- [Set task]:
Using the listing below, report all lines holding the word "ylabel".

— Start of Material supplied —

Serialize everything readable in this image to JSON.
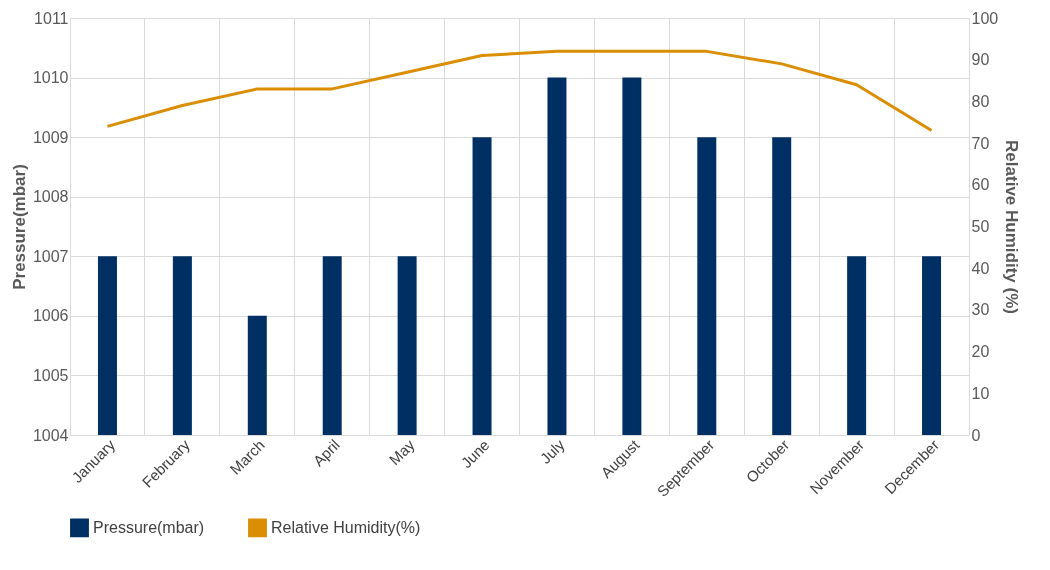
{
  "chart_data": {
    "type": "bar",
    "categories": [
      "January",
      "February",
      "March",
      "April",
      "May",
      "June",
      "July",
      "August",
      "September",
      "October",
      "November",
      "December"
    ],
    "series": [
      {
        "name": "Pressure(mbar)",
        "color": "#003063",
        "values": [
          1007,
          1007,
          1006,
          1007,
          1007,
          1009,
          1010,
          1010,
          1009,
          1009,
          1007,
          1007
        ]
      },
      {
        "name": "Relative Humidity(%)",
        "type": "line",
        "axis": "y2",
        "color": "#d98e04",
        "values": [
          74,
          79,
          83,
          83,
          87,
          91,
          92,
          92,
          92,
          89,
          84,
          73
        ]
      }
    ],
    "ylabel": "Pressure(mbar)",
    "y2label": "Relative Humidity (%)",
    "ylim": [
      1004,
      1011
    ],
    "yticks": [
      1004,
      1005,
      1006,
      1007,
      1008,
      1009,
      1010,
      1011
    ],
    "y2lim": [
      0,
      100
    ],
    "y2ticks": [
      0,
      10,
      20,
      30,
      40,
      50,
      60,
      70,
      80,
      90,
      100
    ],
    "grid": true,
    "legend": "bottom",
    "marker": "none",
    "line_style": "solid"
  }
}
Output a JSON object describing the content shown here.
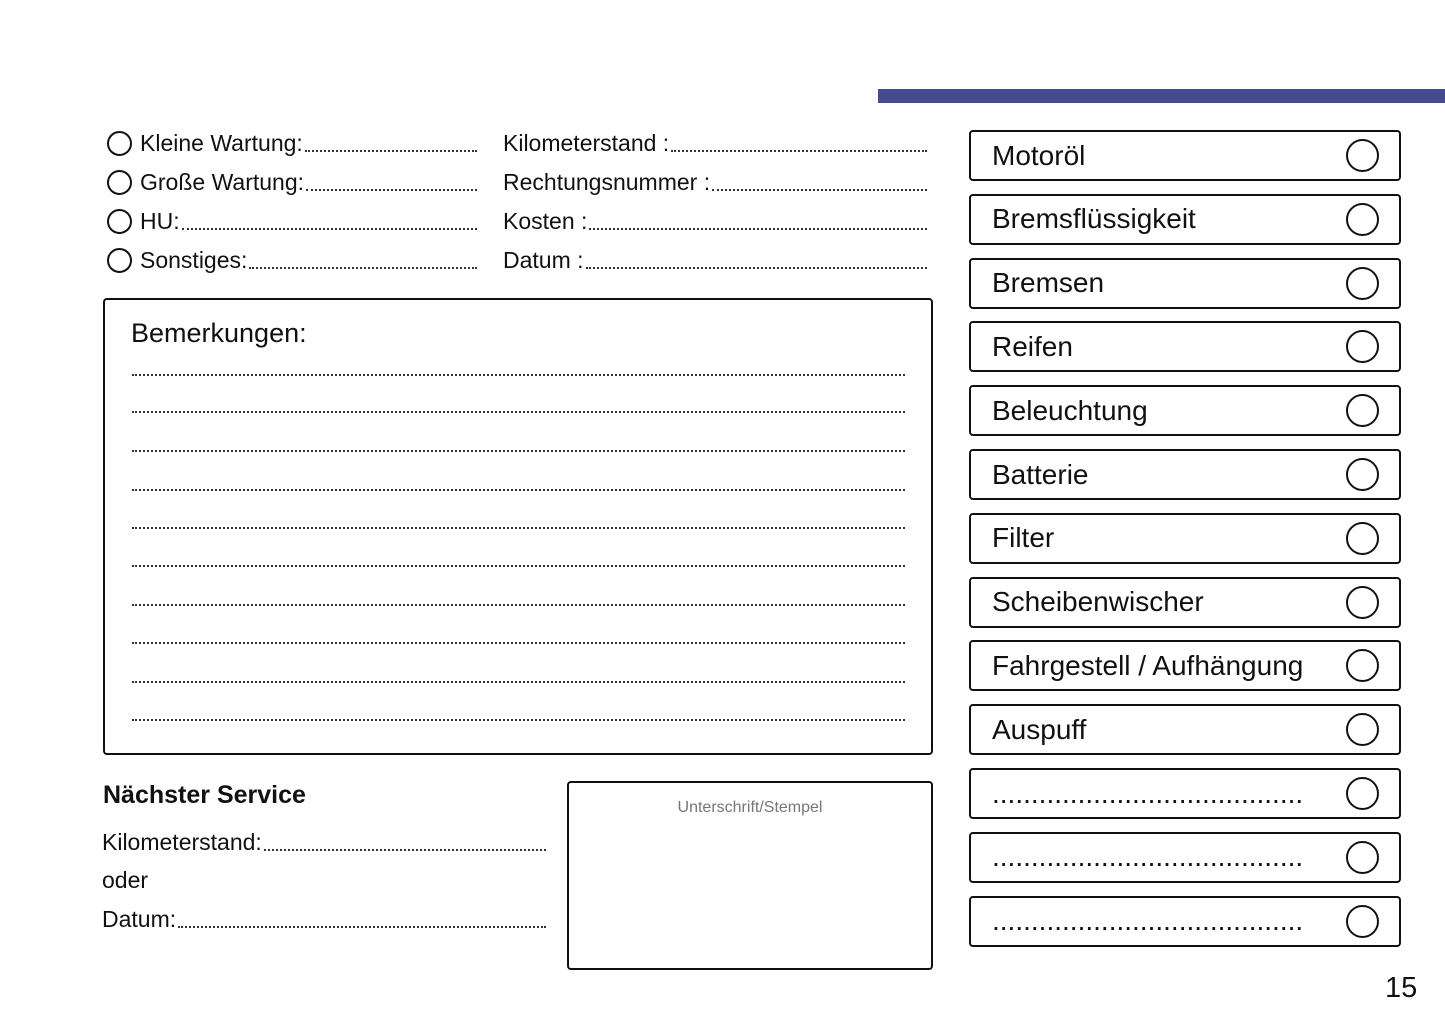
{
  "header": {
    "accent_color": "#454b8c"
  },
  "service_types": [
    {
      "label": "Kleine Wartung:"
    },
    {
      "label": "Große Wartung:"
    },
    {
      "label": "HU:"
    },
    {
      "label": "Sonstiges:"
    }
  ],
  "details": [
    {
      "label": "Kilometerstand :"
    },
    {
      "label": "Rechtungsnummer :"
    },
    {
      "label": "Kosten :"
    },
    {
      "label": "Datum :"
    }
  ],
  "remarks": {
    "title": "Bemerkungen:"
  },
  "next_service": {
    "title": "Nächster Service",
    "km_label": "Kilometerstand:",
    "or_label": "oder",
    "date_label": "Datum:"
  },
  "signature": {
    "label": "Unterschrift/Stempel"
  },
  "checklist": [
    "Motoröl",
    "Bremsflüssigkeit",
    "Bremsen",
    "Reifen",
    "Beleuchtung",
    "Batterie",
    "Filter",
    "Scheibenwischer",
    "Fahrgestell / Aufhängung",
    "Auspuff",
    "........................................",
    "........................................",
    "........................................"
  ],
  "page_number": "15"
}
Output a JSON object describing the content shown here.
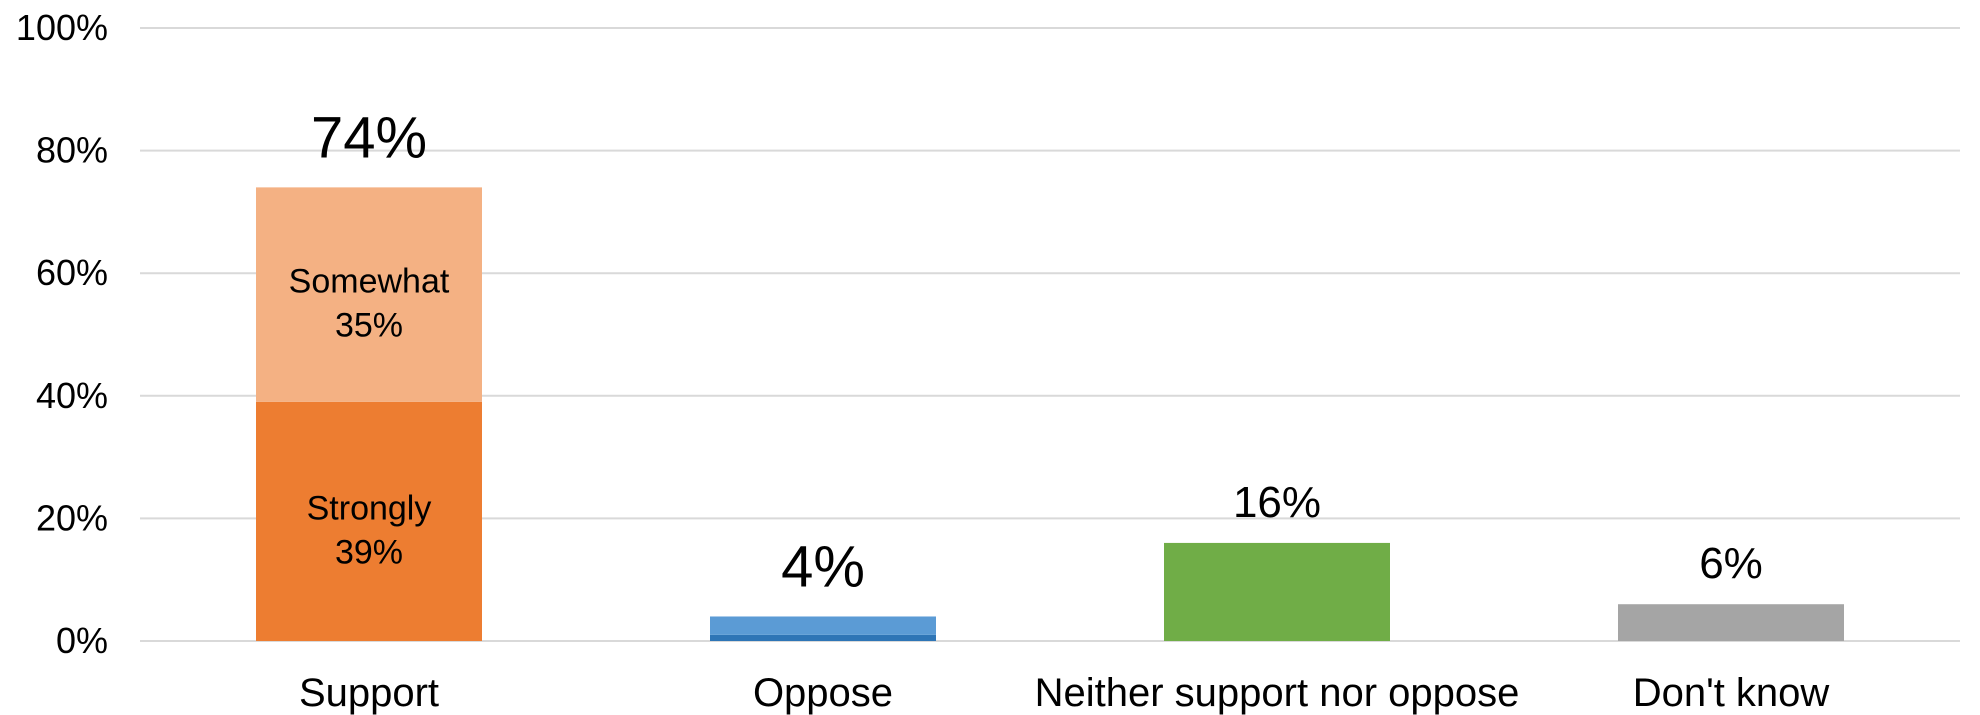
{
  "chart_data": {
    "type": "bar",
    "stacked": true,
    "title": "",
    "xlabel": "",
    "ylabel": "",
    "ylim": [
      0,
      100
    ],
    "y_ticks": [
      "0%",
      "20%",
      "40%",
      "60%",
      "80%",
      "100%"
    ],
    "grid": true,
    "categories": [
      "Support",
      "Oppose",
      "Neither support nor oppose",
      "Don't know"
    ],
    "bars": [
      {
        "category": "Support",
        "total": 74,
        "total_label": "74%",
        "segments": [
          {
            "name": "Strongly",
            "value": 39,
            "label": "39%",
            "color": "#ed7d31"
          },
          {
            "name": "Somewhat",
            "value": 35,
            "label": "35%",
            "color": "#f4b183"
          }
        ]
      },
      {
        "category": "Oppose",
        "total": 4,
        "total_label": "4%",
        "segments": [
          {
            "name": "",
            "value": 1,
            "label": "",
            "color": "#2e75b6"
          },
          {
            "name": "",
            "value": 3,
            "label": "",
            "color": "#5b9bd5"
          }
        ]
      },
      {
        "category": "Neither support nor oppose",
        "total": 16,
        "total_label": "16%",
        "segments": [
          {
            "name": "",
            "value": 16,
            "label": "",
            "color": "#70ad47"
          }
        ]
      },
      {
        "category": "Don't know",
        "total": 6,
        "total_label": "6%",
        "segments": [
          {
            "name": "",
            "value": 6,
            "label": "",
            "color": "#a5a5a5"
          }
        ]
      }
    ]
  }
}
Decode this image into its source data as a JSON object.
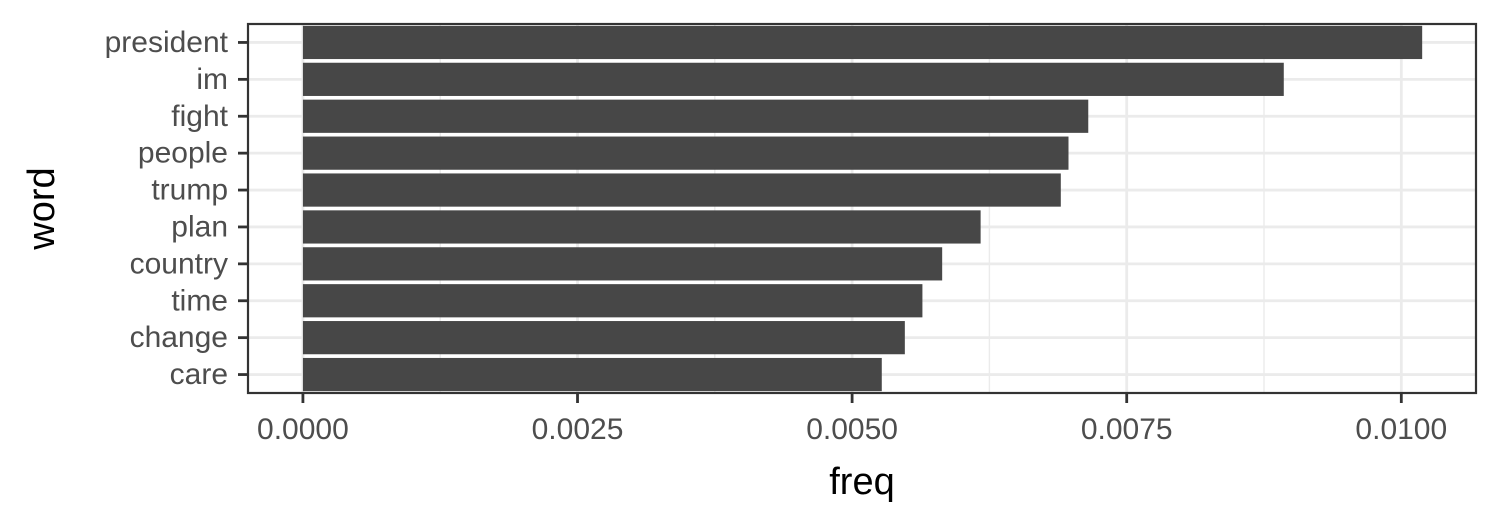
{
  "chart_data": {
    "type": "bar",
    "orientation": "horizontal",
    "categories": [
      "president",
      "im",
      "fight",
      "people",
      "trump",
      "plan",
      "country",
      "time",
      "change",
      "care"
    ],
    "values": [
      0.01019,
      0.00893,
      0.00715,
      0.00697,
      0.0069,
      0.00617,
      0.00582,
      0.00564,
      0.00548,
      0.00527
    ],
    "xlabel": "freq",
    "ylabel": "word",
    "xlim": [
      -0.0005,
      0.01068
    ],
    "x_ticks": [
      0,
      0.0025,
      0.005,
      0.0075,
      0.01
    ],
    "x_tick_labels": [
      "0.0000",
      "0.0025",
      "0.0050",
      "0.0075",
      "0.0100"
    ],
    "grid": true,
    "colors": {
      "bar": "#474747",
      "grid": "#ebebeb",
      "panel_border": "#333333"
    }
  }
}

— End of Material supplied —

- [Output of the task]:
    "ylabel": "Pressure(mbar)",
    "ylabel": "",
    "ylabel": "word",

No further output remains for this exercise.